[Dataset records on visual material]
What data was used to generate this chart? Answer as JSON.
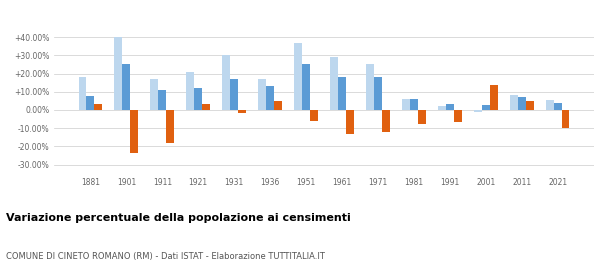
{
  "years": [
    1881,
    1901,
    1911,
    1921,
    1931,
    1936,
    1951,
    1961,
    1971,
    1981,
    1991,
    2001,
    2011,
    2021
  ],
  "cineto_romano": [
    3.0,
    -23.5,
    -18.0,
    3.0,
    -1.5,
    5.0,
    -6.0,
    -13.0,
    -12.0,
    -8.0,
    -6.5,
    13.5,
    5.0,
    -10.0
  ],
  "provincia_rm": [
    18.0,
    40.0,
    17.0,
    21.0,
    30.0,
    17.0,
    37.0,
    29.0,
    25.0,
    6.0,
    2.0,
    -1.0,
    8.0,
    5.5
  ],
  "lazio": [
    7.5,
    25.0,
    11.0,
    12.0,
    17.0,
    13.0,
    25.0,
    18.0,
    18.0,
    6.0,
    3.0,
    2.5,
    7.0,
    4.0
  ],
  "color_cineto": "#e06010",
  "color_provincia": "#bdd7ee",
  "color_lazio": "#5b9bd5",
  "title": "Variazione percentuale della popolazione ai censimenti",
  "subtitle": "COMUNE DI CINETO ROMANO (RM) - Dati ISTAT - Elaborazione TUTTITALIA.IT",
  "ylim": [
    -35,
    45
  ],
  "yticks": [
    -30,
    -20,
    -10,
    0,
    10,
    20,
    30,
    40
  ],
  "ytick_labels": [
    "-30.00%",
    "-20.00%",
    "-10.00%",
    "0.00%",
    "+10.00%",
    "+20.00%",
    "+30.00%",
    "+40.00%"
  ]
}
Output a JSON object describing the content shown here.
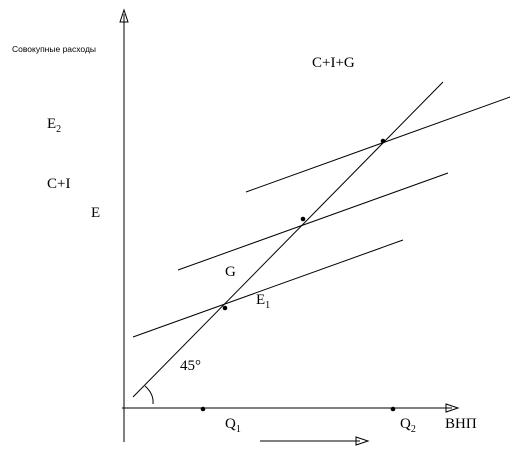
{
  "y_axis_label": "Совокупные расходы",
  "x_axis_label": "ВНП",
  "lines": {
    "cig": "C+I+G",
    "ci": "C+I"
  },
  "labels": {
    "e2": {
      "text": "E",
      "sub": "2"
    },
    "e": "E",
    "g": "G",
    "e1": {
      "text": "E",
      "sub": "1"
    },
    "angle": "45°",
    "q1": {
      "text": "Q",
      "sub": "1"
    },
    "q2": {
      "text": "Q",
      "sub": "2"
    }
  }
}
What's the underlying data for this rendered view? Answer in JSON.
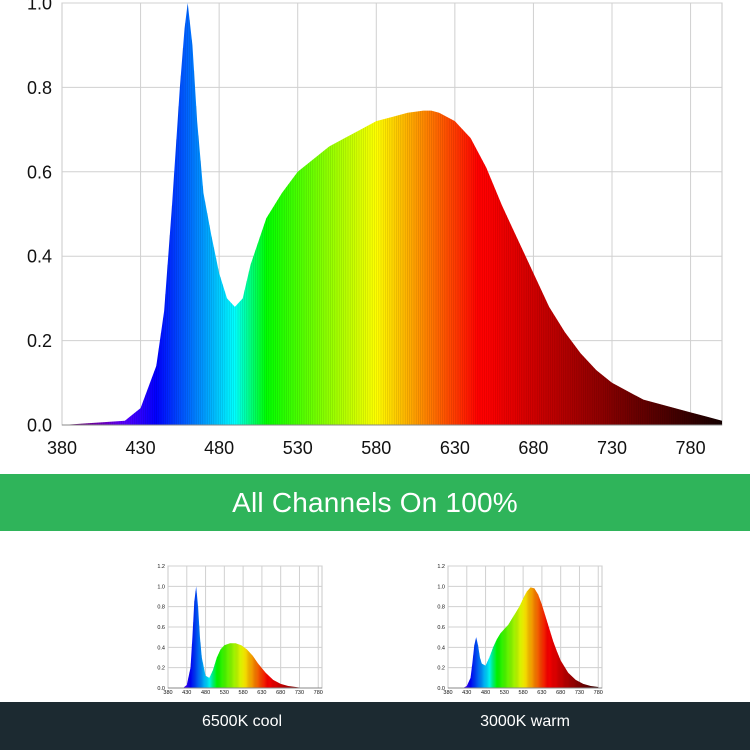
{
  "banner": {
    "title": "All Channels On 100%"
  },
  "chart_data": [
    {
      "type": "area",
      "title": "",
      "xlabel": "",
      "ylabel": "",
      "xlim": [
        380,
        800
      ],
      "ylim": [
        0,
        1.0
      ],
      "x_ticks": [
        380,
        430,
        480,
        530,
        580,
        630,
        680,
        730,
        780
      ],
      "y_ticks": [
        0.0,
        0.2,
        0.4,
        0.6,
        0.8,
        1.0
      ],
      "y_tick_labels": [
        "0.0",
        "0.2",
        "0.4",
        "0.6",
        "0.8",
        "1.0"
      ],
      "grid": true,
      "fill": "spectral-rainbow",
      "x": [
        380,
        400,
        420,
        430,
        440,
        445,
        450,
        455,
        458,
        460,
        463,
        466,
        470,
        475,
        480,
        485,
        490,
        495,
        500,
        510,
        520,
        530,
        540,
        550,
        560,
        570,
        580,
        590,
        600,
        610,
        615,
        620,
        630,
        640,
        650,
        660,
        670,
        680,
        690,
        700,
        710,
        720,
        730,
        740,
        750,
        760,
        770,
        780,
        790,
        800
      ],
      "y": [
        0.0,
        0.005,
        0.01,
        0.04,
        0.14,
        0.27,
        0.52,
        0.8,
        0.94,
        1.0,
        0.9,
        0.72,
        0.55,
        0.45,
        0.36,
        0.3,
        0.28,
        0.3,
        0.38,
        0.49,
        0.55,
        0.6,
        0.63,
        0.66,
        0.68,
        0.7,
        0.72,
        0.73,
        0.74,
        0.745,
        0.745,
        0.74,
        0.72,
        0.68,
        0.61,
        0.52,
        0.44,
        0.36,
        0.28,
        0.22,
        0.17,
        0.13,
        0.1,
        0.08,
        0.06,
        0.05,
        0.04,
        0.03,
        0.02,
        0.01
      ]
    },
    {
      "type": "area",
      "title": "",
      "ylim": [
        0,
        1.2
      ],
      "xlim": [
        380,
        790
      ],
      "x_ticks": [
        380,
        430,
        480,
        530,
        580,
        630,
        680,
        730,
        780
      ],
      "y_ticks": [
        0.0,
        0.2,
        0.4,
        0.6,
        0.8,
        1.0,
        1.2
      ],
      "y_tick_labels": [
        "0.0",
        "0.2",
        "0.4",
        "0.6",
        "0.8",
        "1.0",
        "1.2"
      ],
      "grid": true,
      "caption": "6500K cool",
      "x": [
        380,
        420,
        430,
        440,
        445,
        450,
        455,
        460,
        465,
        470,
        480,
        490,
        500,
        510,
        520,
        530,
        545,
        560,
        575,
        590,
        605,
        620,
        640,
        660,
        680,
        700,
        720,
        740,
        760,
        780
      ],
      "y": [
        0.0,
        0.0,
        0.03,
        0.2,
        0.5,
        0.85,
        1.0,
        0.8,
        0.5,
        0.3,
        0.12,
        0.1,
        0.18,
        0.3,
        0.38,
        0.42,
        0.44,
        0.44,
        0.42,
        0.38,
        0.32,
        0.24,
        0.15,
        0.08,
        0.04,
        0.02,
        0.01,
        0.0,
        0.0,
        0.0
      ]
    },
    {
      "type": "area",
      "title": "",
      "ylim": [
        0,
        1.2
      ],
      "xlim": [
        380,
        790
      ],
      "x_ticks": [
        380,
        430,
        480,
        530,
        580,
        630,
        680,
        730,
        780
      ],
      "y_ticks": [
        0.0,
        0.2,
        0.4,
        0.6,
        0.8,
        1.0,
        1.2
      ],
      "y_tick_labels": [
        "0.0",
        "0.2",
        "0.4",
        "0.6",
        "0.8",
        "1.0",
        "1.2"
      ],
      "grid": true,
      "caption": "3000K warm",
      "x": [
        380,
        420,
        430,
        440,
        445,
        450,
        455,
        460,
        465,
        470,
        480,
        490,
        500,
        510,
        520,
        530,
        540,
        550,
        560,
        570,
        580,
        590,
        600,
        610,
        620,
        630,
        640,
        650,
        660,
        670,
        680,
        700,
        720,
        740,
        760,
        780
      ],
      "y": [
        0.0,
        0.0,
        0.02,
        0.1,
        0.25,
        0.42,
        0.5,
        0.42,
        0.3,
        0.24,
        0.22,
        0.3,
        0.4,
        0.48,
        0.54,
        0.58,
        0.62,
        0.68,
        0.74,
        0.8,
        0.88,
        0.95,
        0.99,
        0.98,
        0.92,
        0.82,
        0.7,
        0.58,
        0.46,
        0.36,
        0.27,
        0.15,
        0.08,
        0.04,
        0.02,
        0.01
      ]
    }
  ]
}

==

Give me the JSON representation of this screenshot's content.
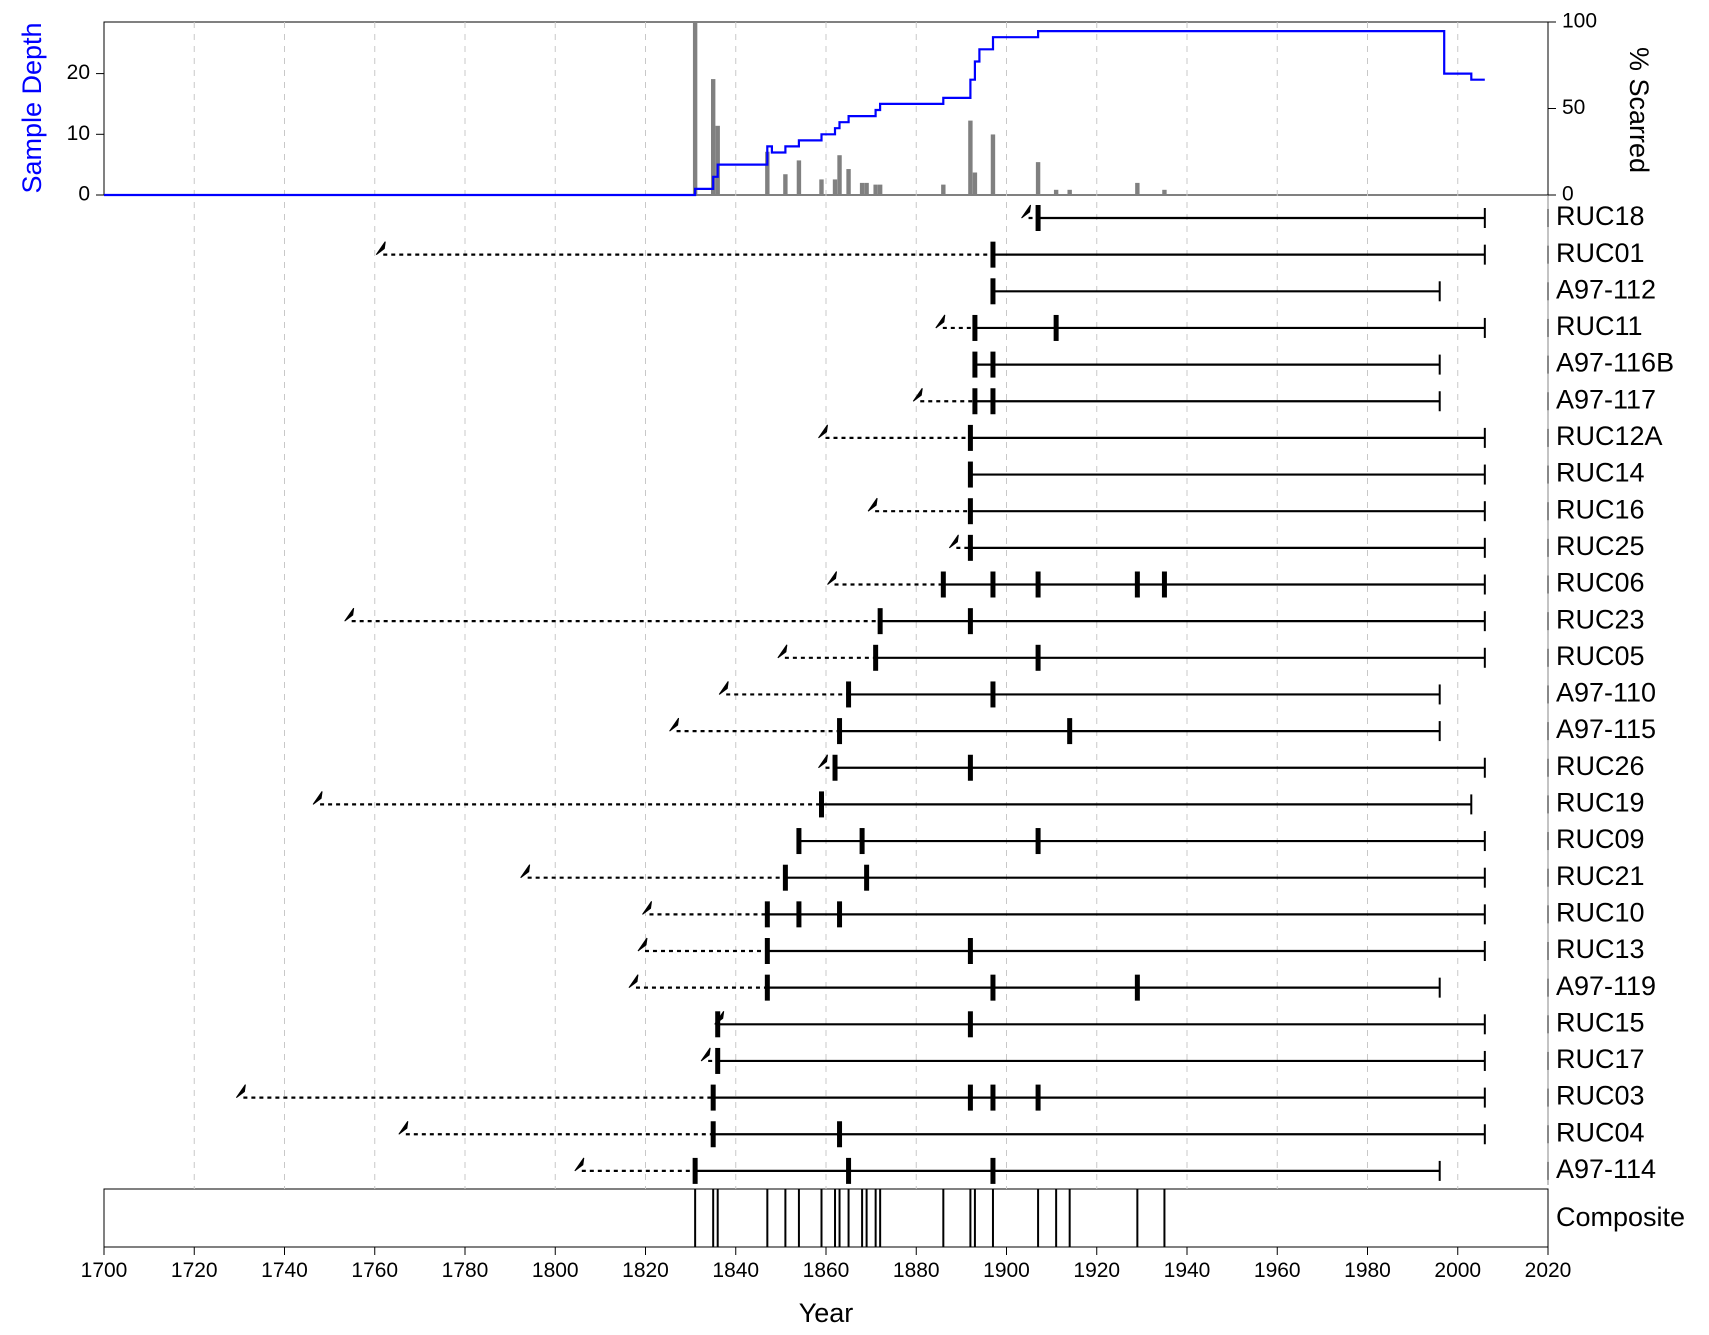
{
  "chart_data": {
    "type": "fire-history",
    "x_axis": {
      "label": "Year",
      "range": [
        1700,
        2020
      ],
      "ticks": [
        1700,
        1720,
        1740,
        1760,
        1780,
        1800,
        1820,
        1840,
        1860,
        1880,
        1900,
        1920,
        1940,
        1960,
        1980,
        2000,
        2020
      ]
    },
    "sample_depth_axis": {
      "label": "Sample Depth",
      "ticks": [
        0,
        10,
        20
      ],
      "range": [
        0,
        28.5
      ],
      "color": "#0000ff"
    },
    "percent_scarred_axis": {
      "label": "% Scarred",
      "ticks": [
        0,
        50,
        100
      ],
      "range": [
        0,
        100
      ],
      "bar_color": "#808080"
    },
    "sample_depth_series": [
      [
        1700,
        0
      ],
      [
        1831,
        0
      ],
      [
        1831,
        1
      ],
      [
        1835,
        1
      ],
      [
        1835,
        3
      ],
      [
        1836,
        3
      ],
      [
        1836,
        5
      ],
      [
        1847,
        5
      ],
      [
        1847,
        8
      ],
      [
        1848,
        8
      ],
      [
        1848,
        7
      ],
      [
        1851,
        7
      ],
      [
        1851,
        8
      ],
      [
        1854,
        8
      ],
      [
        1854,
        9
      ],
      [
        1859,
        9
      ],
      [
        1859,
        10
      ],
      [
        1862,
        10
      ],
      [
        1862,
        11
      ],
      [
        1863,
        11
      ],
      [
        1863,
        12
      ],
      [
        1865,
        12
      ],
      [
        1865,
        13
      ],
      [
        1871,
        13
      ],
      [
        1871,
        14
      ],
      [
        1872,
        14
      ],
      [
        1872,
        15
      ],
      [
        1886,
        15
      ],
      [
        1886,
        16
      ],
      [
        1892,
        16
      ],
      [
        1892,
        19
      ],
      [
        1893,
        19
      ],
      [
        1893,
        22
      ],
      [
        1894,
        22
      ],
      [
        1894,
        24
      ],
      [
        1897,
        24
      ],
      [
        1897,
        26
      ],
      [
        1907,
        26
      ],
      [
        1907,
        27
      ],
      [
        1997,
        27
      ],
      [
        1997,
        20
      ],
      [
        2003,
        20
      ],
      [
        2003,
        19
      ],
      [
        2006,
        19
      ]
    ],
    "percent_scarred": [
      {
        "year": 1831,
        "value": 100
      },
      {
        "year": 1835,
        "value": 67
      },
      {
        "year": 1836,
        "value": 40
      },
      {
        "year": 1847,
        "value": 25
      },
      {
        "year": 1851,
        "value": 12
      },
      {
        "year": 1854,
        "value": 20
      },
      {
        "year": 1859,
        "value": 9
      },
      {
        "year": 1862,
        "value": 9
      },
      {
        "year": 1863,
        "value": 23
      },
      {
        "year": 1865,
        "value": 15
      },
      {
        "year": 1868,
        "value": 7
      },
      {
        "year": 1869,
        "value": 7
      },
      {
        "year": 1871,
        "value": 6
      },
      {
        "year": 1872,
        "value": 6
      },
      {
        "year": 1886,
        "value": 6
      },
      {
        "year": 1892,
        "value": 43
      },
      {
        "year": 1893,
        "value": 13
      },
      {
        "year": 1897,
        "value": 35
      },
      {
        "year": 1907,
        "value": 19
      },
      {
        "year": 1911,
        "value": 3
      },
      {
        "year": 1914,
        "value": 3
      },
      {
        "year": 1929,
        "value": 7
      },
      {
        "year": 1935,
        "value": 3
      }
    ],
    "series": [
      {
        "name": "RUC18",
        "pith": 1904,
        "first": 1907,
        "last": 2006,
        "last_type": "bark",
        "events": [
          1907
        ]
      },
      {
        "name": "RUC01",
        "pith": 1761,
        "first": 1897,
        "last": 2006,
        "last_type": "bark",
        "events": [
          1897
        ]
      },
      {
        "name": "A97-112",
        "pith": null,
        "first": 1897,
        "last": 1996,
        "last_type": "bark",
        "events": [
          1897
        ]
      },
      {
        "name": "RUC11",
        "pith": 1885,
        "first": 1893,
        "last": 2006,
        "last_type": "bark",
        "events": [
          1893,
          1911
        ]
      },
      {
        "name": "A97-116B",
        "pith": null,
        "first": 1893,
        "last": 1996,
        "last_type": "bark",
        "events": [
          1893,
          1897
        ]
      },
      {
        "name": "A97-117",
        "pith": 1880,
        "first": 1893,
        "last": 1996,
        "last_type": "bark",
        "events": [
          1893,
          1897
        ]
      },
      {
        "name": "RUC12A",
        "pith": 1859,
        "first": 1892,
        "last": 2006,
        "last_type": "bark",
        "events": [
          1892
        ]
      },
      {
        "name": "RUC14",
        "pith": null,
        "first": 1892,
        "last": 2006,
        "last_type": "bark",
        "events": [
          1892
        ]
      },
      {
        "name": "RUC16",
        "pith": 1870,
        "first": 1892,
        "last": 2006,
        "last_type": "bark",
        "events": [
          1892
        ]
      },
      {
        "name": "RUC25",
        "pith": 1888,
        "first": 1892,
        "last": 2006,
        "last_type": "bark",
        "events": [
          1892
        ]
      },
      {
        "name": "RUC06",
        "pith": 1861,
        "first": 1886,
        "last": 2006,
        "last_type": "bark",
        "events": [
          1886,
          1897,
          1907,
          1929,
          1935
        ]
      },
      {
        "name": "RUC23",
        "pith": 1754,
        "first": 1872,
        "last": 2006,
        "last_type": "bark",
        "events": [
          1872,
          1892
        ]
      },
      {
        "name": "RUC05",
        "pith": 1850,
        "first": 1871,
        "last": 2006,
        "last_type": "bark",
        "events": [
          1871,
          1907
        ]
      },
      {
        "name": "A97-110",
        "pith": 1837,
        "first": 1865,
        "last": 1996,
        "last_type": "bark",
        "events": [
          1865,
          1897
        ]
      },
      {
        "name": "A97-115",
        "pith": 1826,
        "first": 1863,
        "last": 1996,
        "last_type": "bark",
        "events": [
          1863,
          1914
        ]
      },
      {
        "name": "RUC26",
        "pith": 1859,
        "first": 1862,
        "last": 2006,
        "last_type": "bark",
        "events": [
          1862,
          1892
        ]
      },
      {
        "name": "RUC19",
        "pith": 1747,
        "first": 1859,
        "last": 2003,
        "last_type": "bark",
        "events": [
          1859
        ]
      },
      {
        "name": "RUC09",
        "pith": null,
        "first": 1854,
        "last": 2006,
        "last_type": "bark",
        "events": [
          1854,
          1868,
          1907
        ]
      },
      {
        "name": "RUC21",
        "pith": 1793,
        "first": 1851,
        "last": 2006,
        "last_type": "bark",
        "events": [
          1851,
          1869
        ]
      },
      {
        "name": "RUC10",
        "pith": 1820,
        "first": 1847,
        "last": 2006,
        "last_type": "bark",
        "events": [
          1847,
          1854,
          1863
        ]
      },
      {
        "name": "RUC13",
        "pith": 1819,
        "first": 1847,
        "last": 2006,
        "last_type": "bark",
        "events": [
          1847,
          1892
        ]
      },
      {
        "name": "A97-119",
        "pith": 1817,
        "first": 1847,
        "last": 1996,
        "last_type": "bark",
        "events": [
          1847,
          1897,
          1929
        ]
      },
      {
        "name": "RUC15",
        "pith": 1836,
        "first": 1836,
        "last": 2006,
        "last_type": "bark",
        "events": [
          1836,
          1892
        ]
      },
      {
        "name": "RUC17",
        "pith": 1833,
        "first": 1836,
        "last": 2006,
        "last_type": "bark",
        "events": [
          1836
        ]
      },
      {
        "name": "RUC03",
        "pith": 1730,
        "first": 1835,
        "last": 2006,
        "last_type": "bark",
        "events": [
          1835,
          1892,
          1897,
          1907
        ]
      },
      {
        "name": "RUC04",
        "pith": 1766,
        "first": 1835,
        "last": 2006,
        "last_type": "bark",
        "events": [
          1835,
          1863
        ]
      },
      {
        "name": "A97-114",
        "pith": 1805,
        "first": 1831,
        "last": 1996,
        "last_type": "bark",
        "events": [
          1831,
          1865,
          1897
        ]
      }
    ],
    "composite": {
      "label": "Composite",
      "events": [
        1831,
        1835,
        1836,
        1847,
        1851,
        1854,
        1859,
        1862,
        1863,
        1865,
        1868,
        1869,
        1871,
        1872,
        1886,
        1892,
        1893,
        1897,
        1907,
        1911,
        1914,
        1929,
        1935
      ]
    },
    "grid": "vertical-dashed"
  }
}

# SET TASK:
Each line containing the word "content" counts once; say how many such lines there are, giving only the number.

# THE SOLUTION:
2